— EXERCISE DATA —
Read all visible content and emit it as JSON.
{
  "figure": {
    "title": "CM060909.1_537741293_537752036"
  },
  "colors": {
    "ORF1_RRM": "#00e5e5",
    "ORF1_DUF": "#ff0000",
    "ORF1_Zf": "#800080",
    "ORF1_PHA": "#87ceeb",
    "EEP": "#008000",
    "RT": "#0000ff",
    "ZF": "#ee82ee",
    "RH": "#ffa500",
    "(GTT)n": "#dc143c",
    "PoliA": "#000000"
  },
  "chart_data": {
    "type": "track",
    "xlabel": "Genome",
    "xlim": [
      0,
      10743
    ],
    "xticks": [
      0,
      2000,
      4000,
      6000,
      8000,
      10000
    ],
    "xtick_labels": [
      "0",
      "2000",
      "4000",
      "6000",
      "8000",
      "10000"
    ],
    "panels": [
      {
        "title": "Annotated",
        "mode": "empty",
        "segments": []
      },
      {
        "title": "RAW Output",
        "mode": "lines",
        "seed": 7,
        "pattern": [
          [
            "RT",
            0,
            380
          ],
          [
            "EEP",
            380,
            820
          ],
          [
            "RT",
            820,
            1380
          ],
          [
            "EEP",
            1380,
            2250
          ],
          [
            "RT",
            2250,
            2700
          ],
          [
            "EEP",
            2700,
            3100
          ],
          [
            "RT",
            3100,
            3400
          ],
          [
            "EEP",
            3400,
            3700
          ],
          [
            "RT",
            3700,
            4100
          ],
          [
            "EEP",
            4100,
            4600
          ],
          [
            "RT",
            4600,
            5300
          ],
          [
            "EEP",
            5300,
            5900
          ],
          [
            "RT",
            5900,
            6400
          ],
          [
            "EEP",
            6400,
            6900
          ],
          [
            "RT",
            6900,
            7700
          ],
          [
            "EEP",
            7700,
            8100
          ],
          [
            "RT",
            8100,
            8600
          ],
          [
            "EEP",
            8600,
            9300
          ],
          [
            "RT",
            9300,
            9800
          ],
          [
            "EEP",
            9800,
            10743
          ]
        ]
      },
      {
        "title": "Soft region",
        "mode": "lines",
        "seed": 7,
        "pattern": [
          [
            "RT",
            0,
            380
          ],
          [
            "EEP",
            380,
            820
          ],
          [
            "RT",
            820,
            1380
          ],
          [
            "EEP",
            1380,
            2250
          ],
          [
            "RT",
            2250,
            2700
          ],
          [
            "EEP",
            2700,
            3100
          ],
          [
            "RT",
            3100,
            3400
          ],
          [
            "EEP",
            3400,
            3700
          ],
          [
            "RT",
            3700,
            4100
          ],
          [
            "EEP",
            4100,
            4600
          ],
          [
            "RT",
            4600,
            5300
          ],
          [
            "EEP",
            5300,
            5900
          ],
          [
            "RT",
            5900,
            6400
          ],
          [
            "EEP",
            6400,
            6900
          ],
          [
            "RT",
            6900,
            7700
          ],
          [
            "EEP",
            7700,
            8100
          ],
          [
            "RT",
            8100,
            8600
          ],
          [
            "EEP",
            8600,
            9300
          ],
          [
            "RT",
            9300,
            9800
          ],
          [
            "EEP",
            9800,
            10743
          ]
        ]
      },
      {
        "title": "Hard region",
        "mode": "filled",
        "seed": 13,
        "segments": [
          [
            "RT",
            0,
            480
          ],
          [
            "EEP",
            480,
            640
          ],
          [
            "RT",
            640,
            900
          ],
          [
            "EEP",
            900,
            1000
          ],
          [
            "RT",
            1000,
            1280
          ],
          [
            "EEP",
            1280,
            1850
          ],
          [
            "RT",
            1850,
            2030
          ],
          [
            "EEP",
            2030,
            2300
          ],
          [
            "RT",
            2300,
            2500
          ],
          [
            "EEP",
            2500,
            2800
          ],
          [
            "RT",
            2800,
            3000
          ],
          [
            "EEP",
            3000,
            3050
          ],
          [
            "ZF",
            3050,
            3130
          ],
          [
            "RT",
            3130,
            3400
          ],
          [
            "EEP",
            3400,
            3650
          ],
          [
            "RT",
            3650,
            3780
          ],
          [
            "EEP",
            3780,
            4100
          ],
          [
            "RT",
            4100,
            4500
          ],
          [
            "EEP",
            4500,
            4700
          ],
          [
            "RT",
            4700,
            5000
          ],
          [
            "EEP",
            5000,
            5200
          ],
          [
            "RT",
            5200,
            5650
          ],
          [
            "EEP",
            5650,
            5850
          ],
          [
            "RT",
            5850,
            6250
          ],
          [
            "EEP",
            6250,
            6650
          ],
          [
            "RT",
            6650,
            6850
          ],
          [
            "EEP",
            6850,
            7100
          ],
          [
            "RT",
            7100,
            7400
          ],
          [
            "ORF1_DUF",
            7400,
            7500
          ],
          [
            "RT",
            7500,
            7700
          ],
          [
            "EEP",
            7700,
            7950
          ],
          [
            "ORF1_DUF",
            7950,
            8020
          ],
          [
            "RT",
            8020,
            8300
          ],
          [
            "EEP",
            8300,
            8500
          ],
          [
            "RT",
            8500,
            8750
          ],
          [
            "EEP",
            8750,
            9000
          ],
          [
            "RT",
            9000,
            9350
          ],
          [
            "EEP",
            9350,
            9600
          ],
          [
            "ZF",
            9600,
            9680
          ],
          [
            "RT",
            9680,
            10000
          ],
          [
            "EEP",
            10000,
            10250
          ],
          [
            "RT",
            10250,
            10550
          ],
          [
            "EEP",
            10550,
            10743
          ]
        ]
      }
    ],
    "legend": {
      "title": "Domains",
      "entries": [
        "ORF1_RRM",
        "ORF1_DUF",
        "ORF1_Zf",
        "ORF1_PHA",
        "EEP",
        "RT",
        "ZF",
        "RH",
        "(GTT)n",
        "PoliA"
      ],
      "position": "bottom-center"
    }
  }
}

— YOUR ASSIGNMENT —
Set the listing down again in full, exactly as it was given.

— ANSWER BOX —
Read all visible content and emit it as JSON.
{
  "figure": {
    "title": "CM060909.1_537741293_537752036"
  },
  "colors": {
    "ORF1_RRM": "#00e5e5",
    "ORF1_DUF": "#ff0000",
    "ORF1_Zf": "#800080",
    "ORF1_PHA": "#87ceeb",
    "EEP": "#008000",
    "RT": "#0000ff",
    "ZF": "#ee82ee",
    "RH": "#ffa500",
    "(GTT)n": "#dc143c",
    "PoliA": "#000000"
  },
  "chart_data": {
    "type": "track",
    "xlabel": "Genome",
    "xlim": [
      0,
      10743
    ],
    "xticks": [
      0,
      2000,
      4000,
      6000,
      8000,
      10000
    ],
    "xtick_labels": [
      "0",
      "2000",
      "4000",
      "6000",
      "8000",
      "10000"
    ],
    "panels": [
      {
        "title": "Annotated",
        "mode": "empty",
        "segments": []
      },
      {
        "title": "RAW Output",
        "mode": "lines",
        "seed": 7,
        "pattern": [
          [
            "RT",
            0,
            380
          ],
          [
            "EEP",
            380,
            820
          ],
          [
            "RT",
            820,
            1380
          ],
          [
            "EEP",
            1380,
            2250
          ],
          [
            "RT",
            2250,
            2700
          ],
          [
            "EEP",
            2700,
            3100
          ],
          [
            "RT",
            3100,
            3400
          ],
          [
            "EEP",
            3400,
            3700
          ],
          [
            "RT",
            3700,
            4100
          ],
          [
            "EEP",
            4100,
            4600
          ],
          [
            "RT",
            4600,
            5300
          ],
          [
            "EEP",
            5300,
            5900
          ],
          [
            "RT",
            5900,
            6400
          ],
          [
            "EEP",
            6400,
            6900
          ],
          [
            "RT",
            6900,
            7700
          ],
          [
            "EEP",
            7700,
            8100
          ],
          [
            "RT",
            8100,
            8600
          ],
          [
            "EEP",
            8600,
            9300
          ],
          [
            "RT",
            9300,
            9800
          ],
          [
            "EEP",
            9800,
            10743
          ]
        ]
      },
      {
        "title": "Soft region",
        "mode": "lines",
        "seed": 7,
        "pattern": [
          [
            "RT",
            0,
            380
          ],
          [
            "EEP",
            380,
            820
          ],
          [
            "RT",
            820,
            1380
          ],
          [
            "EEP",
            1380,
            2250
          ],
          [
            "RT",
            2250,
            2700
          ],
          [
            "EEP",
            2700,
            3100
          ],
          [
            "RT",
            3100,
            3400
          ],
          [
            "EEP",
            3400,
            3700
          ],
          [
            "RT",
            3700,
            4100
          ],
          [
            "EEP",
            4100,
            4600
          ],
          [
            "RT",
            4600,
            5300
          ],
          [
            "EEP",
            5300,
            5900
          ],
          [
            "RT",
            5900,
            6400
          ],
          [
            "EEP",
            6400,
            6900
          ],
          [
            "RT",
            6900,
            7700
          ],
          [
            "EEP",
            7700,
            8100
          ],
          [
            "RT",
            8100,
            8600
          ],
          [
            "EEP",
            8600,
            9300
          ],
          [
            "RT",
            9300,
            9800
          ],
          [
            "EEP",
            9800,
            10743
          ]
        ]
      },
      {
        "title": "Hard region",
        "mode": "filled",
        "seed": 13,
        "segments": [
          [
            "RT",
            0,
            480
          ],
          [
            "EEP",
            480,
            640
          ],
          [
            "RT",
            640,
            900
          ],
          [
            "EEP",
            900,
            1000
          ],
          [
            "RT",
            1000,
            1280
          ],
          [
            "EEP",
            1280,
            1850
          ],
          [
            "RT",
            1850,
            2030
          ],
          [
            "EEP",
            2030,
            2300
          ],
          [
            "RT",
            2300,
            2500
          ],
          [
            "EEP",
            2500,
            2800
          ],
          [
            "RT",
            2800,
            3000
          ],
          [
            "EEP",
            3000,
            3050
          ],
          [
            "ZF",
            3050,
            3130
          ],
          [
            "RT",
            3130,
            3400
          ],
          [
            "EEP",
            3400,
            3650
          ],
          [
            "RT",
            3650,
            3780
          ],
          [
            "EEP",
            3780,
            4100
          ],
          [
            "RT",
            4100,
            4500
          ],
          [
            "EEP",
            4500,
            4700
          ],
          [
            "RT",
            4700,
            5000
          ],
          [
            "EEP",
            5000,
            5200
          ],
          [
            "RT",
            5200,
            5650
          ],
          [
            "EEP",
            5650,
            5850
          ],
          [
            "RT",
            5850,
            6250
          ],
          [
            "EEP",
            6250,
            6650
          ],
          [
            "RT",
            6650,
            6850
          ],
          [
            "EEP",
            6850,
            7100
          ],
          [
            "RT",
            7100,
            7400
          ],
          [
            "ORF1_DUF",
            7400,
            7500
          ],
          [
            "RT",
            7500,
            7700
          ],
          [
            "EEP",
            7700,
            7950
          ],
          [
            "ORF1_DUF",
            7950,
            8020
          ],
          [
            "RT",
            8020,
            8300
          ],
          [
            "EEP",
            8300,
            8500
          ],
          [
            "RT",
            8500,
            8750
          ],
          [
            "EEP",
            8750,
            9000
          ],
          [
            "RT",
            9000,
            9350
          ],
          [
            "EEP",
            9350,
            9600
          ],
          [
            "ZF",
            9600,
            9680
          ],
          [
            "RT",
            9680,
            10000
          ],
          [
            "EEP",
            10000,
            10250
          ],
          [
            "RT",
            10250,
            10550
          ],
          [
            "EEP",
            10550,
            10743
          ]
        ]
      }
    ],
    "legend": {
      "title": "Domains",
      "entries": [
        "ORF1_RRM",
        "ORF1_DUF",
        "ORF1_Zf",
        "ORF1_PHA",
        "EEP",
        "RT",
        "ZF",
        "RH",
        "(GTT)n",
        "PoliA"
      ],
      "position": "bottom-center"
    }
  }
}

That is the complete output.